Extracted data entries
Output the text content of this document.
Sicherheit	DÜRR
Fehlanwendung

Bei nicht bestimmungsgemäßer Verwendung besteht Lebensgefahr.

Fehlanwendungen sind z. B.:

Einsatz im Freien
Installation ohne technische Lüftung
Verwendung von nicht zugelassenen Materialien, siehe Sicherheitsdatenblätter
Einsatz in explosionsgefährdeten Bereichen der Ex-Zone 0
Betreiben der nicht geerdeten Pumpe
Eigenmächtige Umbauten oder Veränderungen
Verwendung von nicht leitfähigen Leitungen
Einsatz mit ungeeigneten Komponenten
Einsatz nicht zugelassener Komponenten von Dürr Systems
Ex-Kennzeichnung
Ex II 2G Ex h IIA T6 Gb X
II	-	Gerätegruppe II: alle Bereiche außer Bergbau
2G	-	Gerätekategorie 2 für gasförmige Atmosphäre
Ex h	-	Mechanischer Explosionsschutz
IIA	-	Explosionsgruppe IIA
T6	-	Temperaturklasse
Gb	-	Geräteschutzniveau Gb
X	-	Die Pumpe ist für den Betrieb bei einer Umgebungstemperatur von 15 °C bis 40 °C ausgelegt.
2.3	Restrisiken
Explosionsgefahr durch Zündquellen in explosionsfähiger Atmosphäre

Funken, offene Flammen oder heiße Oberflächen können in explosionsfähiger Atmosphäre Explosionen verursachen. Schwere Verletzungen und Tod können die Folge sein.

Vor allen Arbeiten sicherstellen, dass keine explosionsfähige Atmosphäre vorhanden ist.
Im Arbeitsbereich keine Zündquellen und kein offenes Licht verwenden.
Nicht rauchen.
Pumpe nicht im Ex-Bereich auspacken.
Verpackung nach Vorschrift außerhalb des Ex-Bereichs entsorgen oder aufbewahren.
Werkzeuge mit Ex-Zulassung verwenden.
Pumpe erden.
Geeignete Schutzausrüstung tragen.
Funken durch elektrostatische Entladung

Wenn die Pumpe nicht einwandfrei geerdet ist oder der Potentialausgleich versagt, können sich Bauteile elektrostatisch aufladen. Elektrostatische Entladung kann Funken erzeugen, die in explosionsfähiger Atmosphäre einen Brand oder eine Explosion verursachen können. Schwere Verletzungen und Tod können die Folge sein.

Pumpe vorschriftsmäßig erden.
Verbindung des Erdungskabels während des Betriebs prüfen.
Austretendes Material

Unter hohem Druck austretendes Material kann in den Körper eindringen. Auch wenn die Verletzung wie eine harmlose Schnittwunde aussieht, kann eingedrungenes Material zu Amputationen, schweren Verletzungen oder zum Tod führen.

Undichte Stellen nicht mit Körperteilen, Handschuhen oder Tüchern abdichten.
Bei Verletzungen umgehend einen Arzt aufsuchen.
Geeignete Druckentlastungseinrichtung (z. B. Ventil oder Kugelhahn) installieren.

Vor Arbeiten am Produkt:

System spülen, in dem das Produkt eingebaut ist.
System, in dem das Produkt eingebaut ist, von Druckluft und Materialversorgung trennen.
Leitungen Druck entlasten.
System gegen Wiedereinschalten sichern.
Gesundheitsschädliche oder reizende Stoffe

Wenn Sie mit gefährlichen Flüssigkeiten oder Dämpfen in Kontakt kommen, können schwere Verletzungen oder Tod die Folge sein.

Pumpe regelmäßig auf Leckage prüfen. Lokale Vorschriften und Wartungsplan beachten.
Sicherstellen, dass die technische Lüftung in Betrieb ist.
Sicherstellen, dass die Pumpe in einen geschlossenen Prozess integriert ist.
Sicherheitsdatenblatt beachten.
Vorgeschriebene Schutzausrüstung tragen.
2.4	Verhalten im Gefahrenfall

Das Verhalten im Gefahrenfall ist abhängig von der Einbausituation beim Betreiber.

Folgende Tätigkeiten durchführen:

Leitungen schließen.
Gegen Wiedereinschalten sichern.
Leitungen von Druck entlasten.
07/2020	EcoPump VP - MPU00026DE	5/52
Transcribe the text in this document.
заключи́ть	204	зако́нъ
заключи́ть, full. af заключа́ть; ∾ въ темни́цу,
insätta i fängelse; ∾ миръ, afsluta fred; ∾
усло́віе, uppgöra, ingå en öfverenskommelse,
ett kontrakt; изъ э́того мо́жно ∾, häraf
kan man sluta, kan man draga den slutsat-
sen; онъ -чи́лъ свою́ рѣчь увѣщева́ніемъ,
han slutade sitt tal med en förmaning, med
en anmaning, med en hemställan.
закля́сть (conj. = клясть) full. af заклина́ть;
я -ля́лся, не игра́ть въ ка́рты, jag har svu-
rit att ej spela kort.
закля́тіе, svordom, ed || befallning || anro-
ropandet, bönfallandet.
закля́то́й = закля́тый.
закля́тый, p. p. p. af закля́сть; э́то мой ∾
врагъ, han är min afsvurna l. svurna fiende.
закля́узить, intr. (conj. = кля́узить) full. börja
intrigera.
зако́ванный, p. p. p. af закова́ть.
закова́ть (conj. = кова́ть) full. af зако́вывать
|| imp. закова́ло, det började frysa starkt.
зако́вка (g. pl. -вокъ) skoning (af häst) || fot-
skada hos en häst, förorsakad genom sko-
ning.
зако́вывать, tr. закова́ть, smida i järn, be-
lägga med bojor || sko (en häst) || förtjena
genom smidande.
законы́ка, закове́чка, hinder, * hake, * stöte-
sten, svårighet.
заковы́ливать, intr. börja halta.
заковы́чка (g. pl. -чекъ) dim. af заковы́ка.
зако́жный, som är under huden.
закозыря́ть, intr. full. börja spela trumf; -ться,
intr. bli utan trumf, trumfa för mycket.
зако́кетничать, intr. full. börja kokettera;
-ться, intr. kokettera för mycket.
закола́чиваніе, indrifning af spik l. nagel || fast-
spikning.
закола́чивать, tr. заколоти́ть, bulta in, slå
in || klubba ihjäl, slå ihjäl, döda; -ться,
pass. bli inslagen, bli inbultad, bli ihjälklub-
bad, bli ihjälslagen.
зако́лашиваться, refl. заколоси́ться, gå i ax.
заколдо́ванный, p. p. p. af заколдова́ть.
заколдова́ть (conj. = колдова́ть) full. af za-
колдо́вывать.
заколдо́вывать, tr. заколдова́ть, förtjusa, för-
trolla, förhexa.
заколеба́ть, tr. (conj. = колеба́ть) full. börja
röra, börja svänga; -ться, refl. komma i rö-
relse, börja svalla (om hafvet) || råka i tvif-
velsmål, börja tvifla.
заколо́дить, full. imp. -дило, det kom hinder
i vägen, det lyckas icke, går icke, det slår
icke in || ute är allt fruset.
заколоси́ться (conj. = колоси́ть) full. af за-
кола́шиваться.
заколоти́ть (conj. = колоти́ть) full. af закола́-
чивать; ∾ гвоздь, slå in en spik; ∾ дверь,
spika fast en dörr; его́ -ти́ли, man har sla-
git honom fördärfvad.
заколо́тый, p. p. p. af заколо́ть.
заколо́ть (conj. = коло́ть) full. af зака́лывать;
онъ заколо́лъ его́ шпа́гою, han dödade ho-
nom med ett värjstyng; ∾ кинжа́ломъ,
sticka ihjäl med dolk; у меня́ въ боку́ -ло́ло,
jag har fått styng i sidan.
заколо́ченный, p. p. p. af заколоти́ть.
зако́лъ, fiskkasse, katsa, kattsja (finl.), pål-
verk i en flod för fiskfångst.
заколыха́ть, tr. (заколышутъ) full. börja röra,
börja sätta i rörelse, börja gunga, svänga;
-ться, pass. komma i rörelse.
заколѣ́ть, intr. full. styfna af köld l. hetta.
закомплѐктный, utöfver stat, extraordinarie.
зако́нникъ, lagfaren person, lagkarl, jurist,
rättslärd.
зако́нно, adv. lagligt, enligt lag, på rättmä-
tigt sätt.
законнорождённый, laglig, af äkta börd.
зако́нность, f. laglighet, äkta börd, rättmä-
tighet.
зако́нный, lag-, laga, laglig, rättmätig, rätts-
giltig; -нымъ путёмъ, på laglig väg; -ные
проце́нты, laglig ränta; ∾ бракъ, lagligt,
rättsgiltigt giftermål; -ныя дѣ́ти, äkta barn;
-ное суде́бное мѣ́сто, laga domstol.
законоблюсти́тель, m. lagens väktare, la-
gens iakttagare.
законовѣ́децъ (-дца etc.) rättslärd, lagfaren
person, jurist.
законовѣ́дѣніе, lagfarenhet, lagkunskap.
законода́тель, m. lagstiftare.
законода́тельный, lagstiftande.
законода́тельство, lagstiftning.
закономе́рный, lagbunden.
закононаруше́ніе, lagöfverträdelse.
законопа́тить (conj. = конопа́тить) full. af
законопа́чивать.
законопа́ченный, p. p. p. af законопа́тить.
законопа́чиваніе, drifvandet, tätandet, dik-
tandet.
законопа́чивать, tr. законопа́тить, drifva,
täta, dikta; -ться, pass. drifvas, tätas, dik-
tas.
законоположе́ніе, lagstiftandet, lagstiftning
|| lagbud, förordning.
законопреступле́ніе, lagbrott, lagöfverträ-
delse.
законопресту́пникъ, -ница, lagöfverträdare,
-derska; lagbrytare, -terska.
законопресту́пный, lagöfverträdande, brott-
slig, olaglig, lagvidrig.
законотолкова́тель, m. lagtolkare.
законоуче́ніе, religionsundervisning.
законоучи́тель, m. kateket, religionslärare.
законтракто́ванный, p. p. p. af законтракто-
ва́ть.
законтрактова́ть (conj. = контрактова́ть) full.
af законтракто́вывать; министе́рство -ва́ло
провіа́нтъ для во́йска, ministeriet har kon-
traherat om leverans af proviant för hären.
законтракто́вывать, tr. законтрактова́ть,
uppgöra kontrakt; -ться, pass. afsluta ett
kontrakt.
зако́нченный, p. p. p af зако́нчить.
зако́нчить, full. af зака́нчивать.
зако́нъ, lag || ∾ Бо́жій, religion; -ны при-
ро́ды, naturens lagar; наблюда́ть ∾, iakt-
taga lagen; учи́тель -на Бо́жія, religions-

> [Task goal]: From the data above, count the lines that contain "Einsatz" and write only that count.

> [Task result]: 4